• [PROBLEM TO WORK ON]
Can you quote the records below in full, word for word?

• [LISTED RECORDS]

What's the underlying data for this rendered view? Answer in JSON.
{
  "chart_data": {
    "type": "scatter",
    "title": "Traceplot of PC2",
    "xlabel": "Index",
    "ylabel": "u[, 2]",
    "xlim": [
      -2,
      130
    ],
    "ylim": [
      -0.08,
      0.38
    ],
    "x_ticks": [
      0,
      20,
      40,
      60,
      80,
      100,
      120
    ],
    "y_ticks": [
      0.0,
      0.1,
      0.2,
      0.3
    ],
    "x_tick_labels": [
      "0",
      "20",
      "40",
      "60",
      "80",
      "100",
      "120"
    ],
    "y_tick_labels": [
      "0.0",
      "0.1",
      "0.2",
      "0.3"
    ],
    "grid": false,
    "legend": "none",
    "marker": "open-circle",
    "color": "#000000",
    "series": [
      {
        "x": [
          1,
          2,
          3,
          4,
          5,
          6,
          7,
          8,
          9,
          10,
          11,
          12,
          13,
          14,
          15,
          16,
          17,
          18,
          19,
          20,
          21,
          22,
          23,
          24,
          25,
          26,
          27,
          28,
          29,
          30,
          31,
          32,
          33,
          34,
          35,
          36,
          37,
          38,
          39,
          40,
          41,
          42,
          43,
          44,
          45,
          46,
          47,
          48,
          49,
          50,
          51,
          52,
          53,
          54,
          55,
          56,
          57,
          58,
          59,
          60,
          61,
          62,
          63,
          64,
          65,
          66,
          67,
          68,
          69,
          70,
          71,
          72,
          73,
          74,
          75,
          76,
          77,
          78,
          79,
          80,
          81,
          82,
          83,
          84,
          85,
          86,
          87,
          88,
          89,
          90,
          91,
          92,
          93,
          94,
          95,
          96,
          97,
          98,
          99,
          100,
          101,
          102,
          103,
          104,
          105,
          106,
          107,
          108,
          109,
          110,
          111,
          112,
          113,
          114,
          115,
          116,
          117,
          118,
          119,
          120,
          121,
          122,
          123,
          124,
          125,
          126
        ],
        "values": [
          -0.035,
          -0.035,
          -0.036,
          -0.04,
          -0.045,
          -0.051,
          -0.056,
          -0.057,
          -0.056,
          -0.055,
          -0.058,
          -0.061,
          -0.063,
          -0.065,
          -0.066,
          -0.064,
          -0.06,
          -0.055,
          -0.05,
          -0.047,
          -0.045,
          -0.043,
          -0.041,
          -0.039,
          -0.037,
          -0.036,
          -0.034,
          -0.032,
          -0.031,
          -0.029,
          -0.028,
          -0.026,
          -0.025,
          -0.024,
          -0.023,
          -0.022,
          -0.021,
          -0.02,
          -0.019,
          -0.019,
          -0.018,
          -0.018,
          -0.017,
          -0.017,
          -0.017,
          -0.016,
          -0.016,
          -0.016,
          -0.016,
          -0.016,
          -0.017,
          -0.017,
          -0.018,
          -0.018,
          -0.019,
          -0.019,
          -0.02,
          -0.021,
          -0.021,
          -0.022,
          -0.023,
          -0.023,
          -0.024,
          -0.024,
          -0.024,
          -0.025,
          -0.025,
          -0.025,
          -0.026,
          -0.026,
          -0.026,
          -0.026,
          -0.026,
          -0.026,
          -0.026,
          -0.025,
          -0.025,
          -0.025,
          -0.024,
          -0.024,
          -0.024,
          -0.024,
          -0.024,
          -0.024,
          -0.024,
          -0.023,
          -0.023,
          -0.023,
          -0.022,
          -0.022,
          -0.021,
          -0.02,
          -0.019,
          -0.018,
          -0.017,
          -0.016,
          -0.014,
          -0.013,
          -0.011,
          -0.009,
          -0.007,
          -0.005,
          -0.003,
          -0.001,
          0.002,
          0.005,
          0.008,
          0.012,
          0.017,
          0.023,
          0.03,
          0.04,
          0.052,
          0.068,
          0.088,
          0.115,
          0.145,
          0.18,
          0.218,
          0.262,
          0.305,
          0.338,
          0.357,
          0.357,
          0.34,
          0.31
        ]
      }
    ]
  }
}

• [RIGHT ANSWER]
What's the underlying data for this rendered view? Answer in JSON.
{
  "chart_data": {
    "type": "scatter",
    "title": "Traceplot of PC2",
    "xlabel": "Index",
    "ylabel": "u[, 2]",
    "xlim": [
      -2,
      130
    ],
    "ylim": [
      -0.08,
      0.38
    ],
    "x_ticks": [
      0,
      20,
      40,
      60,
      80,
      100,
      120
    ],
    "y_ticks": [
      0.0,
      0.1,
      0.2,
      0.3
    ],
    "x_tick_labels": [
      "0",
      "20",
      "40",
      "60",
      "80",
      "100",
      "120"
    ],
    "y_tick_labels": [
      "0.0",
      "0.1",
      "0.2",
      "0.3"
    ],
    "grid": false,
    "legend": "none",
    "marker": "open-circle",
    "color": "#000000",
    "series": [
      {
        "x": [
          1,
          2,
          3,
          4,
          5,
          6,
          7,
          8,
          9,
          10,
          11,
          12,
          13,
          14,
          15,
          16,
          17,
          18,
          19,
          20,
          21,
          22,
          23,
          24,
          25,
          26,
          27,
          28,
          29,
          30,
          31,
          32,
          33,
          34,
          35,
          36,
          37,
          38,
          39,
          40,
          41,
          42,
          43,
          44,
          45,
          46,
          47,
          48,
          49,
          50,
          51,
          52,
          53,
          54,
          55,
          56,
          57,
          58,
          59,
          60,
          61,
          62,
          63,
          64,
          65,
          66,
          67,
          68,
          69,
          70,
          71,
          72,
          73,
          74,
          75,
          76,
          77,
          78,
          79,
          80,
          81,
          82,
          83,
          84,
          85,
          86,
          87,
          88,
          89,
          90,
          91,
          92,
          93,
          94,
          95,
          96,
          97,
          98,
          99,
          100,
          101,
          102,
          103,
          104,
          105,
          106,
          107,
          108,
          109,
          110,
          111,
          112,
          113,
          114,
          115,
          116,
          117,
          118,
          119,
          120,
          121,
          122,
          123,
          124,
          125,
          126
        ],
        "values": [
          -0.035,
          -0.035,
          -0.036,
          -0.04,
          -0.045,
          -0.051,
          -0.056,
          -0.057,
          -0.056,
          -0.055,
          -0.058,
          -0.061,
          -0.063,
          -0.065,
          -0.066,
          -0.064,
          -0.06,
          -0.055,
          -0.05,
          -0.047,
          -0.045,
          -0.043,
          -0.041,
          -0.039,
          -0.037,
          -0.036,
          -0.034,
          -0.032,
          -0.031,
          -0.029,
          -0.028,
          -0.026,
          -0.025,
          -0.024,
          -0.023,
          -0.022,
          -0.021,
          -0.02,
          -0.019,
          -0.019,
          -0.018,
          -0.018,
          -0.017,
          -0.017,
          -0.017,
          -0.016,
          -0.016,
          -0.016,
          -0.016,
          -0.016,
          -0.017,
          -0.017,
          -0.018,
          -0.018,
          -0.019,
          -0.019,
          -0.02,
          -0.021,
          -0.021,
          -0.022,
          -0.023,
          -0.023,
          -0.024,
          -0.024,
          -0.024,
          -0.025,
          -0.025,
          -0.025,
          -0.026,
          -0.026,
          -0.026,
          -0.026,
          -0.026,
          -0.026,
          -0.026,
          -0.025,
          -0.025,
          -0.025,
          -0.024,
          -0.024,
          -0.024,
          -0.024,
          -0.024,
          -0.024,
          -0.024,
          -0.023,
          -0.023,
          -0.023,
          -0.022,
          -0.022,
          -0.021,
          -0.02,
          -0.019,
          -0.018,
          -0.017,
          -0.016,
          -0.014,
          -0.013,
          -0.011,
          -0.009,
          -0.007,
          -0.005,
          -0.003,
          -0.001,
          0.002,
          0.005,
          0.008,
          0.012,
          0.017,
          0.023,
          0.03,
          0.04,
          0.052,
          0.068,
          0.088,
          0.115,
          0.145,
          0.18,
          0.218,
          0.262,
          0.305,
          0.338,
          0.357,
          0.357,
          0.34,
          0.31
        ]
      }
    ]
  }
}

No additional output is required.